**** DATA FOR THIS TASK
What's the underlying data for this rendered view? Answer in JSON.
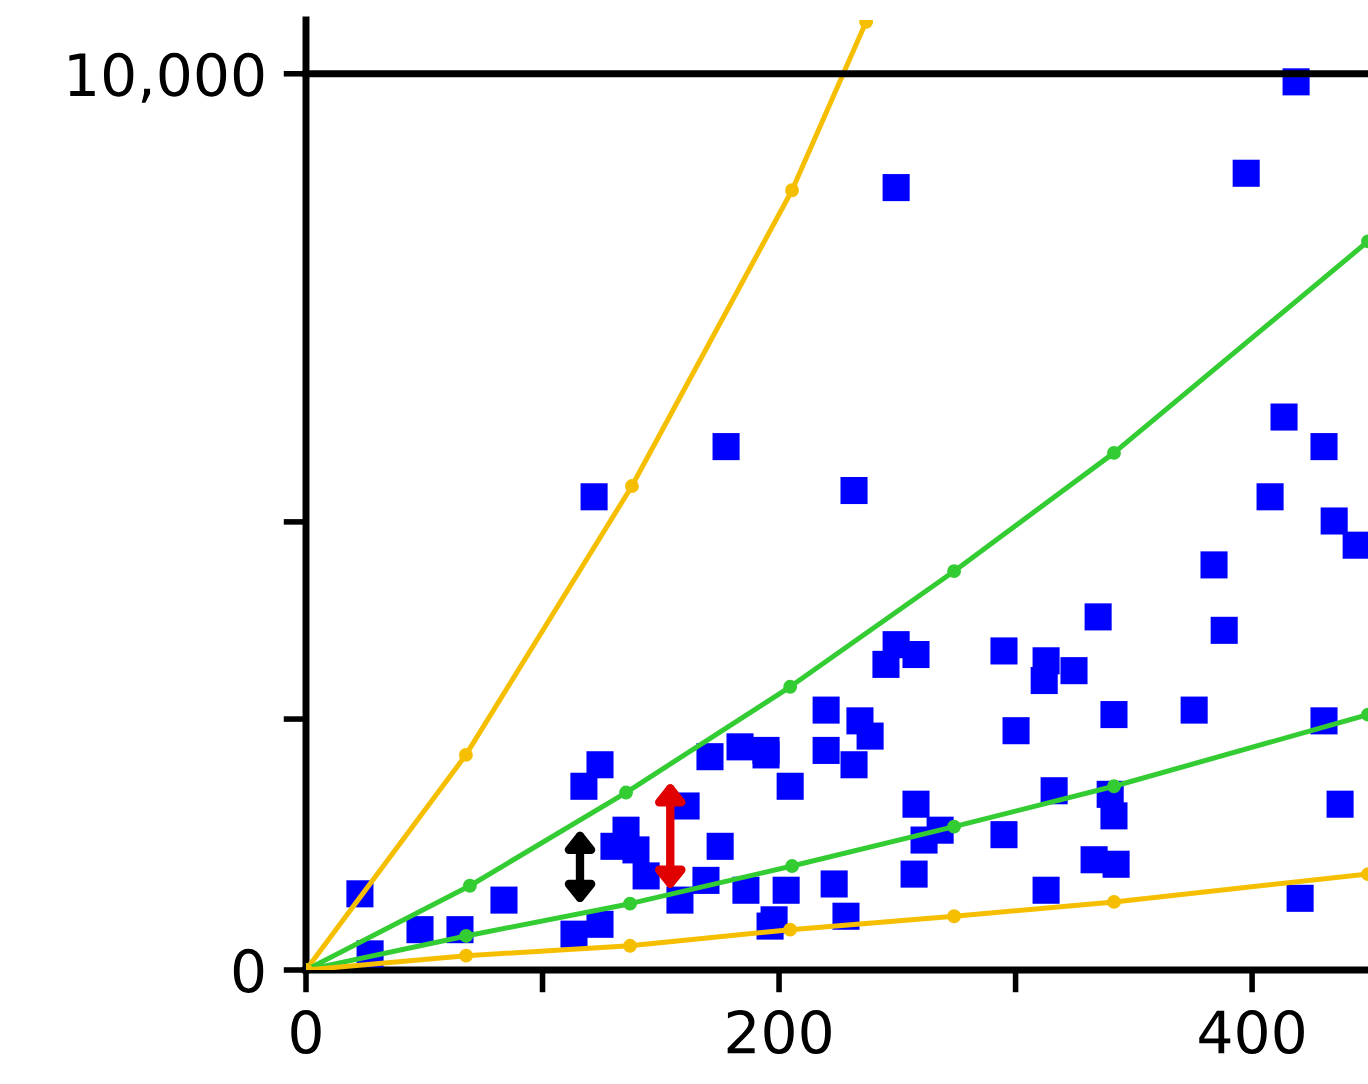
{
  "chart_data": {
    "type": "scatter",
    "xlim": [
      0,
      449
    ],
    "ylim": [
      0,
      10600
    ],
    "xticks": [
      0,
      {
        "value": 100,
        "label": null
      },
      200,
      {
        "value": 300,
        "label": null
      },
      400
    ],
    "yticks": [
      0,
      {
        "value": 2800,
        "label": null
      },
      {
        "value": 5000,
        "label": null
      },
      {
        "value": 10000,
        "label": "10,000"
      }
    ],
    "grid": false,
    "legend": false,
    "ref_lines": [
      {
        "axis": "y",
        "value": 10000,
        "label": null,
        "color": "#000000",
        "line_style": "solid"
      }
    ],
    "series": [
      {
        "type": "line",
        "color": "#f5bf00",
        "marker": "circle",
        "line_style": "solid",
        "x": [
          0,
          67.6,
          137.8,
          205.5,
          236.8
        ],
        "values": [
          0,
          2400,
          5400,
          8700,
          10580
        ]
      },
      {
        "type": "line",
        "color": "#33cc33",
        "marker": "circle",
        "line_style": "solid",
        "x": [
          0,
          69.3,
          135.3,
          204.7,
          274,
          341.6,
          449
        ],
        "values": [
          0,
          940,
          1980,
          3160,
          4450,
          5770,
          8130
        ]
      },
      {
        "type": "line",
        "color": "#33cc33",
        "marker": "circle",
        "line_style": "solid",
        "x": [
          0,
          67.7,
          137,
          205.5,
          274,
          341.6,
          449
        ],
        "values": [
          0,
          380,
          740,
          1160,
          1600,
          2050,
          2850
        ]
      },
      {
        "type": "line",
        "color": "#f5bf00",
        "marker": "circle",
        "line_style": "solid",
        "x": [
          0,
          67.7,
          137,
          204.7,
          274,
          341.6,
          449
        ],
        "values": [
          0,
          160,
          270,
          450,
          600,
          760,
          1070
        ]
      },
      {
        "color": "#0000ff",
        "marker": "square",
        "x": [
          418.6,
          397.5,
          249.5,
          177.6,
          121.8,
          231.7,
          413.5,
          430.4,
          407.6,
          434.7,
          444.0,
          383.9,
          388.2,
          334.9,
          375.5,
          341.6,
          295.1,
          312.9,
          324.7,
          312.1,
          300.2,
          249.5,
          257.9,
          245.2,
          219.9,
          234.2,
          238.5,
          231.7,
          219.9,
          194.5,
          204.7,
          430.4,
          437.2,
          316.3,
          340.0,
          341.6,
          257.9,
          268.1,
          295.1,
          261.3,
          333.2,
          342.5,
          257.1,
          223.3,
          228.3,
          203.0,
          312.9,
          420.3,
          196.2,
          22.8,
          27.1,
          48.2,
          65.1,
          83.7,
          124.3,
          117.5,
          135.3,
          139.5,
          130.2,
          160.7,
          175.1,
          170.8,
          183.5,
          194.5,
          143.8,
          158.1,
          186.0,
          197.9,
          113.3,
          124.3,
          169.1
        ],
        "values": [
          9910,
          8890,
          8730,
          5840,
          5280,
          5350,
          6170,
          5840,
          5280,
          5010,
          4740,
          4520,
          3790,
          3940,
          2900,
          2850,
          3560,
          3450,
          3340,
          3230,
          2670,
          3630,
          3520,
          3410,
          2900,
          2780,
          2610,
          2290,
          2450,
          2450,
          2050,
          2780,
          1850,
          2000,
          1960,
          1720,
          1850,
          1560,
          1510,
          1450,
          1230,
          1180,
          1070,
          960,
          600,
          890,
          890,
          800,
          490,
          850,
          180,
          450,
          450,
          780,
          2290,
          2050,
          1560,
          1340,
          1380,
          1830,
          1380,
          2380,
          2490,
          2400,
          1050,
          780,
          890,
          560,
          400,
          510,
          1000
        ]
      }
    ]
  }
}
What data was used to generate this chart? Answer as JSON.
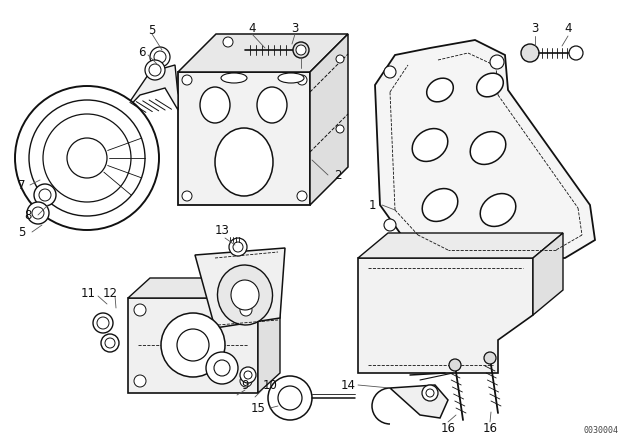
{
  "background_color": "#ffffff",
  "line_color": "#111111",
  "label_color": "#111111",
  "diagram_code": "0030004",
  "label_fontsize": 8.5,
  "figsize": [
    6.4,
    4.48
  ],
  "dpi": 100
}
********
WHAT IS REQUIRED →
Take the records above and transcribe them exactly, dropping every picture.

EXERCISE SOLUTION →
What's the underlying data for this rendered view? Answer in JSON.
{
  "chart_data": {
    "type": "scatter",
    "xlim": [
      0,
      449
    ],
    "ylim": [
      0,
      10600
    ],
    "xticks": [
      0,
      {
        "value": 100,
        "label": null
      },
      200,
      {
        "value": 300,
        "label": null
      },
      400
    ],
    "yticks": [
      0,
      {
        "value": 2800,
        "label": null
      },
      {
        "value": 5000,
        "label": null
      },
      {
        "value": 10000,
        "label": "10,000"
      }
    ],
    "grid": false,
    "legend": false,
    "ref_lines": [
      {
        "axis": "y",
        "value": 10000,
        "label": null,
        "color": "#000000",
        "line_style": "solid"
      }
    ],
    "series": [
      {
        "type": "line",
        "color": "#f5bf00",
        "marker": "circle",
        "line_style": "solid",
        "x": [
          0,
          67.6,
          137.8,
          205.5,
          236.8
        ],
        "values": [
          0,
          2400,
          5400,
          8700,
          10580
        ]
      },
      {
        "type": "line",
        "color": "#33cc33",
        "marker": "circle",
        "line_style": "solid",
        "x": [
          0,
          69.3,
          135.3,
          204.7,
          274,
          341.6,
          449
        ],
        "values": [
          0,
          940,
          1980,
          3160,
          4450,
          5770,
          8130
        ]
      },
      {
        "type": "line",
        "color": "#33cc33",
        "marker": "circle",
        "line_style": "solid",
        "x": [
          0,
          67.7,
          137,
          205.5,
          274,
          341.6,
          449
        ],
        "values": [
          0,
          380,
          740,
          1160,
          1600,
          2050,
          2850
        ]
      },
      {
        "type": "line",
        "color": "#f5bf00",
        "marker": "circle",
        "line_style": "solid",
        "x": [
          0,
          67.7,
          137,
          204.7,
          274,
          341.6,
          449
        ],
        "values": [
          0,
          160,
          270,
          450,
          600,
          760,
          1070
        ]
      },
      {
        "color": "#0000ff",
        "marker": "square",
        "x": [
          418.6,
          397.5,
          249.5,
          177.6,
          121.8,
          231.7,
          413.5,
          430.4,
          407.6,
          434.7,
          444.0,
          383.9,
          388.2,
          334.9,
          375.5,
          341.6,
          295.1,
          312.9,
          324.7,
          312.1,
          300.2,
          249.5,
          257.9,
          245.2,
          219.9,
          234.2,
          238.5,
          231.7,
          219.9,
          194.5,
          204.7,
          430.4,
          437.2,
          316.3,
          340.0,
          341.6,
          257.9,
          268.1,
          295.1,
          261.3,
          333.2,
          342.5,
          257.1,
          223.3,
          228.3,
          203.0,
          312.9,
          420.3,
          196.2,
          22.8,
          27.1,
          48.2,
          65.1,
          83.7,
          124.3,
          117.5,
          135.3,
          139.5,
          130.2,
          160.7,
          175.1,
          170.8,
          183.5,
          194.5,
          143.8,
          158.1,
          186.0,
          197.9,
          113.3,
          124.3,
          169.1
        ],
        "values": [
          9910,
          8890,
          8730,
          5840,
          5280,
          5350,
          6170,
          5840,
          5280,
          5010,
          4740,
          4520,
          3790,
          3940,
          2900,
          2850,
          3560,
          3450,
          3340,
          3230,
          2670,
          3630,
          3520,
          3410,
          2900,
          2780,
          2610,
          2290,
          2450,
          2450,
          2050,
          2780,
          1850,
          2000,
          1960,
          1720,
          1850,
          1560,
          1510,
          1450,
          1230,
          1180,
          1070,
          960,
          600,
          890,
          890,
          800,
          490,
          850,
          180,
          450,
          450,
          780,
          2290,
          2050,
          1560,
          1340,
          1380,
          1830,
          1380,
          2380,
          2490,
          2400,
          1050,
          780,
          890,
          560,
          400,
          510,
          1000
        ]
      }
    ]
  }
}
What data was used to generate this chart? Answer as JSON.
{
  "background_color": "#ffffff",
  "line_color": "#111111",
  "label_color": "#111111",
  "diagram_code": "0030004",
  "label_fontsize": 8.5,
  "figsize": [
    6.4,
    4.48
  ],
  "dpi": 100
}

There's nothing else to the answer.